> [Dataset content]:
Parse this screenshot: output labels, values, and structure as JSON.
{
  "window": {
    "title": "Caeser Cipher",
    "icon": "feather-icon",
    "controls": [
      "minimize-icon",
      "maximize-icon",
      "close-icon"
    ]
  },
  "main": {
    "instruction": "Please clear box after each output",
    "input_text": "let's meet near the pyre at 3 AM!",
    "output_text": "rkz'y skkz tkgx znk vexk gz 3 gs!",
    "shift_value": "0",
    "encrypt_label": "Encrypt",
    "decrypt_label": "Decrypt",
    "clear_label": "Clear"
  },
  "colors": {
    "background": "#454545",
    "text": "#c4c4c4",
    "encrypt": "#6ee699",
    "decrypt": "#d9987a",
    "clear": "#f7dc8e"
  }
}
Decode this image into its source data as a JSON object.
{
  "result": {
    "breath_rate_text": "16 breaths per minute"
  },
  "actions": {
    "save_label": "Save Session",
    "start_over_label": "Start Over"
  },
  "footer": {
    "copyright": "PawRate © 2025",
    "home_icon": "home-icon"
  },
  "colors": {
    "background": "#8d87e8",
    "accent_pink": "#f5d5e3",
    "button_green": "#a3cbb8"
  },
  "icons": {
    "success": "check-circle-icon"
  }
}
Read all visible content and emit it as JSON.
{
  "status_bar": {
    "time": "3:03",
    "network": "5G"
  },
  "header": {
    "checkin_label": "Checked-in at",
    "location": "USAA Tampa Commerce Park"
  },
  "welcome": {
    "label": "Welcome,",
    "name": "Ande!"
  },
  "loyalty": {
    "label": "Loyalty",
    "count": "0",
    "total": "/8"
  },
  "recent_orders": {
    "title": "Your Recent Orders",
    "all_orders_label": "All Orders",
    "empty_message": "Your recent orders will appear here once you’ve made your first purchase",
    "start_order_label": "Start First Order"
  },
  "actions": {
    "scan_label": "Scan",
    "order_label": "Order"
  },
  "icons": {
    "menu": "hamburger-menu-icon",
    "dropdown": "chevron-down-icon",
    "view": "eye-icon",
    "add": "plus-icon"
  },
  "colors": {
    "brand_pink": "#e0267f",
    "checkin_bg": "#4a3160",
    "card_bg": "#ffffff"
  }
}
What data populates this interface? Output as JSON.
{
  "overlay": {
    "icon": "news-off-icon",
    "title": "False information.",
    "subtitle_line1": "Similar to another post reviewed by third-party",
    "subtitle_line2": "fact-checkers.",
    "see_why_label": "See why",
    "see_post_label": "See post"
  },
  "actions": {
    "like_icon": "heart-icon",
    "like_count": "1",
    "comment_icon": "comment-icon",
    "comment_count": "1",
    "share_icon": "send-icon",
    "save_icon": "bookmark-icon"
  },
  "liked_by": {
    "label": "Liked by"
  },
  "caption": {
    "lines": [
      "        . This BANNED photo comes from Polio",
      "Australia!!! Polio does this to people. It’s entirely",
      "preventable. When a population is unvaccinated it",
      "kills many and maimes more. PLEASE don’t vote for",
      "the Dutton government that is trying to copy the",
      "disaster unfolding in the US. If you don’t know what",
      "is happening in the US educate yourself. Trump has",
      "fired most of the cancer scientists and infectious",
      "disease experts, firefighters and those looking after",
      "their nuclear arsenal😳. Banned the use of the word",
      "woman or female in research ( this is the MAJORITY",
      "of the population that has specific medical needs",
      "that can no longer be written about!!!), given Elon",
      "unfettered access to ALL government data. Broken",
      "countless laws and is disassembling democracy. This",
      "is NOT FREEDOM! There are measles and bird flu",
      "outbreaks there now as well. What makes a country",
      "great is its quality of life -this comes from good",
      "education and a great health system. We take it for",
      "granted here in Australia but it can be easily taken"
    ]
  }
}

> [Task description]: In the listing above, find the line containing "What data populates" and please quote exactly that line through the last one, and no other lines.

> [Full answer]:
What data populates this interface? Output as JSON.
{
  "overlay": {
    "icon": "news-off-icon",
    "title": "False information.",
    "subtitle_line1": "Similar to another post reviewed by third-party",
    "subtitle_line2": "fact-checkers.",
    "see_why_label": "See why",
    "see_post_label": "See post"
  },
  "actions": {
    "like_icon": "heart-icon",
    "like_count": "1",
    "comment_icon": "comment-icon",
    "comment_count": "1",
    "share_icon": "send-icon",
    "save_icon": "bookmark-icon"
  },
  "liked_by": {
    "label": "Liked by"
  },
  "caption": {
    "lines": [
      "        . This BANNED photo comes from Polio",
      "Australia!!! Polio does this to people. It’s entirely",
      "preventable. When a population is unvaccinated it",
      "kills many and maimes more. PLEASE don’t vote for",
      "the Dutton government that is trying to copy the",
      "disaster unfolding in the US. If you don’t know what",
      "is happening in the US educate yourself. Trump has",
      "fired most of the cancer scientists and infectious",
      "disease experts, firefighters and those looking after",
      "their nuclear arsenal😳. Banned the use of the word",
      "woman or female in research ( this is the MAJORITY",
      "of the population that has specific medical needs",
      "that can no longer be written about!!!), given Elon",
      "unfettered access to ALL government data. Broken",
      "countless laws and is disassembling democracy. This",
      "is NOT FREEDOM! There are measles and bird flu",
      "outbreaks there now as well. What makes a country",
      "great is its quality of life -this comes from good",
      "education and a great health system. We take it for",
      "granted here in Australia but it can be easily taken"
    ]
  }
}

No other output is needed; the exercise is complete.